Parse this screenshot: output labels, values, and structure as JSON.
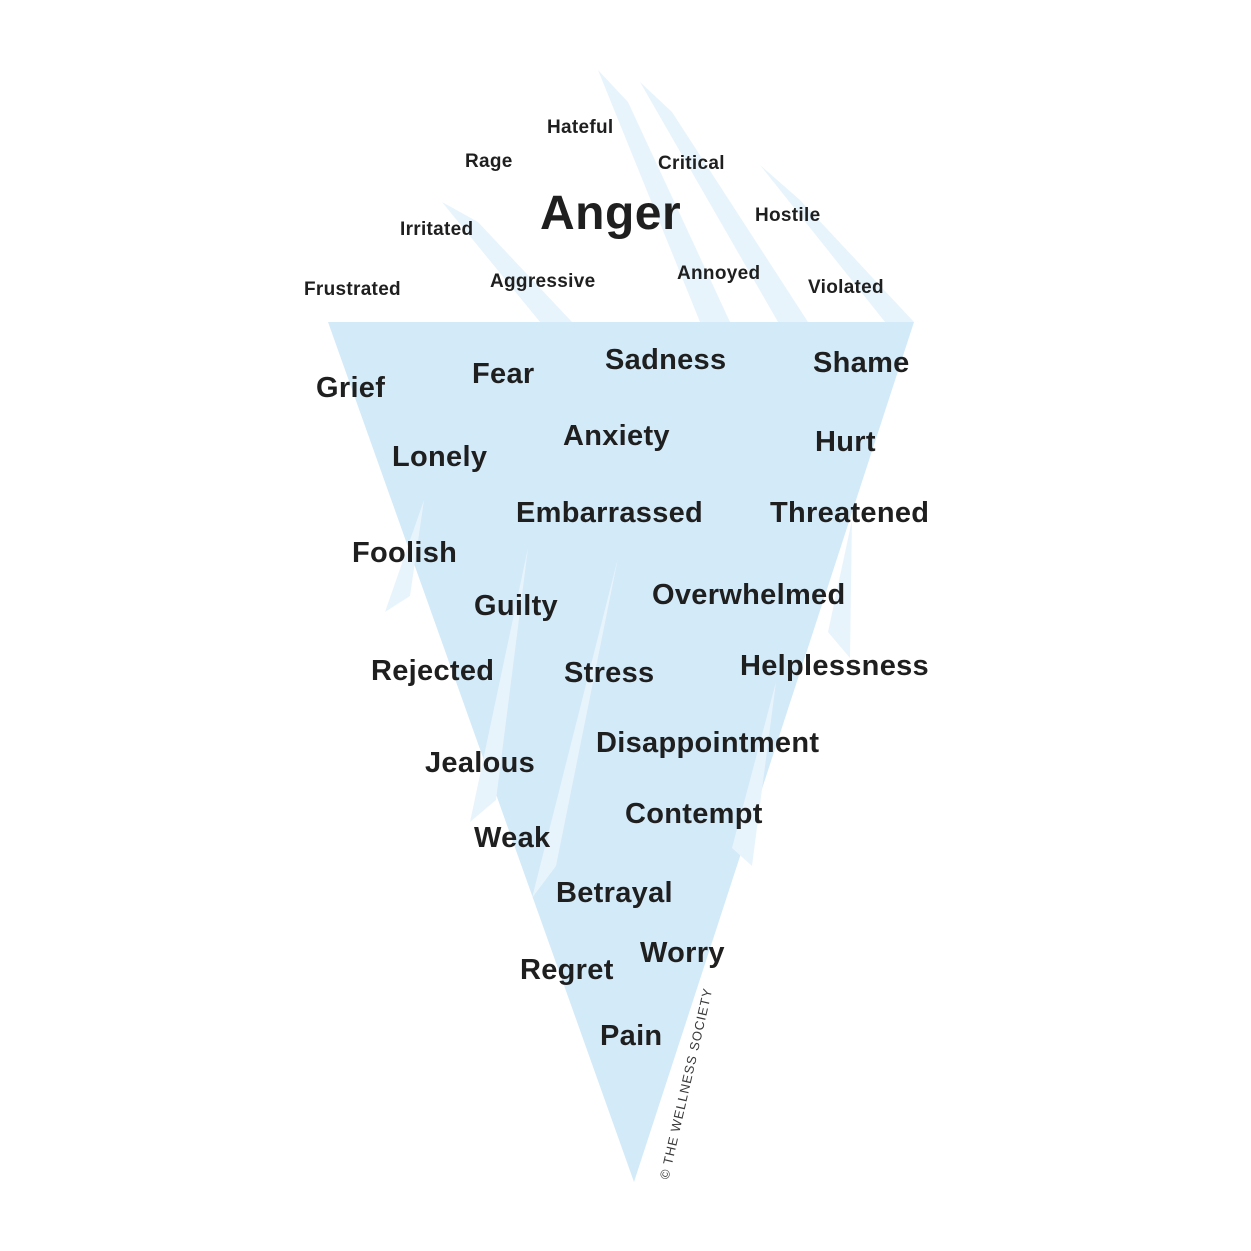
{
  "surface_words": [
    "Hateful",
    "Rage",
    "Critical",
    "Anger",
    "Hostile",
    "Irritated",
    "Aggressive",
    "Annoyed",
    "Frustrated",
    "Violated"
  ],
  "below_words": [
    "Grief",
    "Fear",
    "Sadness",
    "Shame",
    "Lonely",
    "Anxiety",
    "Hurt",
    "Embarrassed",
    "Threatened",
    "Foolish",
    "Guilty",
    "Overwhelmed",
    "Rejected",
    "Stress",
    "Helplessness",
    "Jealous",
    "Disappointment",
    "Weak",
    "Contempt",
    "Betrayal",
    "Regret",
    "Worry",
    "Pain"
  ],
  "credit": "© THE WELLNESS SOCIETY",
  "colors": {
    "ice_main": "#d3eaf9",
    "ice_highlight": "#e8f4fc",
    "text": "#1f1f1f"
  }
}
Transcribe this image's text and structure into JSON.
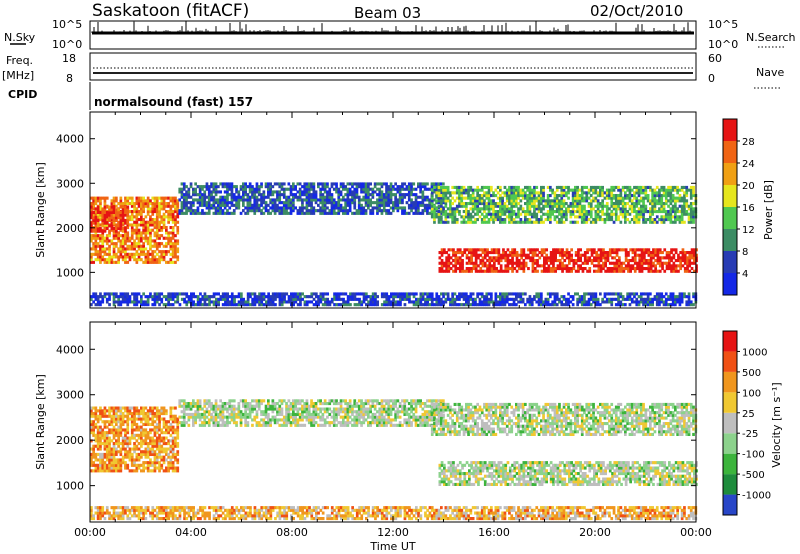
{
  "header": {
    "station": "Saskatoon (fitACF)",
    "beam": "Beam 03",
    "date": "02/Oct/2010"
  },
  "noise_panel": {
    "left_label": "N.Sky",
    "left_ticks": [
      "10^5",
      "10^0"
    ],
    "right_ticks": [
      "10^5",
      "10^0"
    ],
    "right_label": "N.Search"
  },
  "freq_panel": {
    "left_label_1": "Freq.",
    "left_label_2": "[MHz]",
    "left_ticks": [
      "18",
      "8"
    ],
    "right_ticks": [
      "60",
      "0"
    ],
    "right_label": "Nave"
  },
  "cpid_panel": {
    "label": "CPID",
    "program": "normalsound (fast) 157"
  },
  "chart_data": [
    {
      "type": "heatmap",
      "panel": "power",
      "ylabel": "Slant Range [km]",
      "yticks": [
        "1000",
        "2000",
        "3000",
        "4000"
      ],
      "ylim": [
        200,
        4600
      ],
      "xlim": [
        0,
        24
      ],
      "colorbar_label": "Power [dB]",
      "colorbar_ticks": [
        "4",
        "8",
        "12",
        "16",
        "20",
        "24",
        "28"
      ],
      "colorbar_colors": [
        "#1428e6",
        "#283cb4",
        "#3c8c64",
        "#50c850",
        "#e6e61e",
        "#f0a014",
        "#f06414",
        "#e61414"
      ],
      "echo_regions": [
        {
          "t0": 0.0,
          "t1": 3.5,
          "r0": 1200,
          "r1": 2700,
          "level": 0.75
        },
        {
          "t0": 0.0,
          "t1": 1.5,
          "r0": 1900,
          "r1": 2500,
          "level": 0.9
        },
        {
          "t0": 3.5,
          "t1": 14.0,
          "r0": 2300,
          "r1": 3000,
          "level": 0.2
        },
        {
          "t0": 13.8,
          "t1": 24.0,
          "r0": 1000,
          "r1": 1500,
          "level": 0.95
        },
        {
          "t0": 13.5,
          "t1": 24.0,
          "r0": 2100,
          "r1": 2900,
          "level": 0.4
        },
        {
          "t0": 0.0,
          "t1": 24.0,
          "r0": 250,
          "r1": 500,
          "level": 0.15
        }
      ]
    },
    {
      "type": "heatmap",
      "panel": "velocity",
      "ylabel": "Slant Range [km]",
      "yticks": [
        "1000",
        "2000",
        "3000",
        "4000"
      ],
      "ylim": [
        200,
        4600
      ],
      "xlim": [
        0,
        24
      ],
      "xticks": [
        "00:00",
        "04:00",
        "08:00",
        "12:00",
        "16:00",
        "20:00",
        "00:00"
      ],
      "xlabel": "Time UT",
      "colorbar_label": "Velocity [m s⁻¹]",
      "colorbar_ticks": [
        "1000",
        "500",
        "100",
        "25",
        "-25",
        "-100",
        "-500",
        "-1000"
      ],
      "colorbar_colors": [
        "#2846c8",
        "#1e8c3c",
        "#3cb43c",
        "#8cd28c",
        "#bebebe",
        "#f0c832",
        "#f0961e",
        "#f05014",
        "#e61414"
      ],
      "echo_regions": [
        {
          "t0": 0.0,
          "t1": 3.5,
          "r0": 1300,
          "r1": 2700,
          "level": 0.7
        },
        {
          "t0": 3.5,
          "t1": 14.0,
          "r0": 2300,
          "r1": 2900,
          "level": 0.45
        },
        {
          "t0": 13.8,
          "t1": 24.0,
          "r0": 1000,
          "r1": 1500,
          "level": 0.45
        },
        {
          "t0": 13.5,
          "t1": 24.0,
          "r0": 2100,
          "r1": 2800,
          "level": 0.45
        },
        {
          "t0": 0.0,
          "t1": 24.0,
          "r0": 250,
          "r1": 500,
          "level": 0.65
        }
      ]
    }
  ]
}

......

WHAT TO PRODUCE:
Take the listing and print it again exactly, but without any pictures.

ANSWER TO THE EXERCISE:
Parse this screenshot: output labels, values, and structure as JSON.
{
  "surface_words": [
    "Hateful",
    "Rage",
    "Critical",
    "Anger",
    "Hostile",
    "Irritated",
    "Aggressive",
    "Annoyed",
    "Frustrated",
    "Violated"
  ],
  "below_words": [
    "Grief",
    "Fear",
    "Sadness",
    "Shame",
    "Lonely",
    "Anxiety",
    "Hurt",
    "Embarrassed",
    "Threatened",
    "Foolish",
    "Guilty",
    "Overwhelmed",
    "Rejected",
    "Stress",
    "Helplessness",
    "Jealous",
    "Disappointment",
    "Weak",
    "Contempt",
    "Betrayal",
    "Regret",
    "Worry",
    "Pain"
  ],
  "credit": "© THE WELLNESS SOCIETY",
  "colors": {
    "ice_main": "#d3eaf9",
    "ice_highlight": "#e8f4fc",
    "text": "#1f1f1f"
  }
}
Transcribe this image's text and structure into JSON.
{
  "header": {
    "station": "Saskatoon (fitACF)",
    "beam": "Beam 03",
    "date": "02/Oct/2010"
  },
  "noise_panel": {
    "left_label": "N.Sky",
    "left_ticks": [
      "10^5",
      "10^0"
    ],
    "right_ticks": [
      "10^5",
      "10^0"
    ],
    "right_label": "N.Search"
  },
  "freq_panel": {
    "left_label_1": "Freq.",
    "left_label_2": "[MHz]",
    "left_ticks": [
      "18",
      "8"
    ],
    "right_ticks": [
      "60",
      "0"
    ],
    "right_label": "Nave"
  },
  "cpid_panel": {
    "label": "CPID",
    "program": "normalsound (fast) 157"
  },
  "chart_data": [
    {
      "type": "heatmap",
      "panel": "power",
      "ylabel": "Slant Range [km]",
      "yticks": [
        "1000",
        "2000",
        "3000",
        "4000"
      ],
      "ylim": [
        200,
        4600
      ],
      "xlim": [
        0,
        24
      ],
      "colorbar_label": "Power [dB]",
      "colorbar_ticks": [
        "4",
        "8",
        "12",
        "16",
        "20",
        "24",
        "28"
      ],
      "colorbar_colors": [
        "#1428e6",
        "#283cb4",
        "#3c8c64",
        "#50c850",
        "#e6e61e",
        "#f0a014",
        "#f06414",
        "#e61414"
      ],
      "echo_regions": [
        {
          "t0": 0.0,
          "t1": 3.5,
          "r0": 1200,
          "r1": 2700,
          "level": 0.75
        },
        {
          "t0": 0.0,
          "t1": 1.5,
          "r0": 1900,
          "r1": 2500,
          "level": 0.9
        },
        {
          "t0": 3.5,
          "t1": 14.0,
          "r0": 2300,
          "r1": 3000,
          "level": 0.2
        },
        {
          "t0": 13.8,
          "t1": 24.0,
          "r0": 1000,
          "r1": 1500,
          "level": 0.95
        },
        {
          "t0": 13.5,
          "t1": 24.0,
          "r0": 2100,
          "r1": 2900,
          "level": 0.4
        },
        {
          "t0": 0.0,
          "t1": 24.0,
          "r0": 250,
          "r1": 500,
          "level": 0.15
        }
      ]
    },
    {
      "type": "heatmap",
      "panel": "velocity",
      "ylabel": "Slant Range [km]",
      "yticks": [
        "1000",
        "2000",
        "3000",
        "4000"
      ],
      "ylim": [
        200,
        4600
      ],
      "xlim": [
        0,
        24
      ],
      "xticks": [
        "00:00",
        "04:00",
        "08:00",
        "12:00",
        "16:00",
        "20:00",
        "00:00"
      ],
      "xlabel": "Time UT",
      "colorbar_label": "Velocity [m s⁻¹]",
      "colorbar_ticks": [
        "1000",
        "500",
        "100",
        "25",
        "-25",
        "-100",
        "-500",
        "-1000"
      ],
      "colorbar_colors": [
        "#2846c8",
        "#1e8c3c",
        "#3cb43c",
        "#8cd28c",
        "#bebebe",
        "#f0c832",
        "#f0961e",
        "#f05014",
        "#e61414"
      ],
      "echo_regions": [
        {
          "t0": 0.0,
          "t1": 3.5,
          "r0": 1300,
          "r1": 2700,
          "level": 0.7
        },
        {
          "t0": 3.5,
          "t1": 14.0,
          "r0": 2300,
          "r1": 2900,
          "level": 0.45
        },
        {
          "t0": 13.8,
          "t1": 24.0,
          "r0": 1000,
          "r1": 1500,
          "level": 0.45
        },
        {
          "t0": 13.5,
          "t1": 24.0,
          "r0": 2100,
          "r1": 2800,
          "level": 0.45
        },
        {
          "t0": 0.0,
          "t1": 24.0,
          "r0": 250,
          "r1": 500,
          "level": 0.65
        }
      ]
    }
  ]
}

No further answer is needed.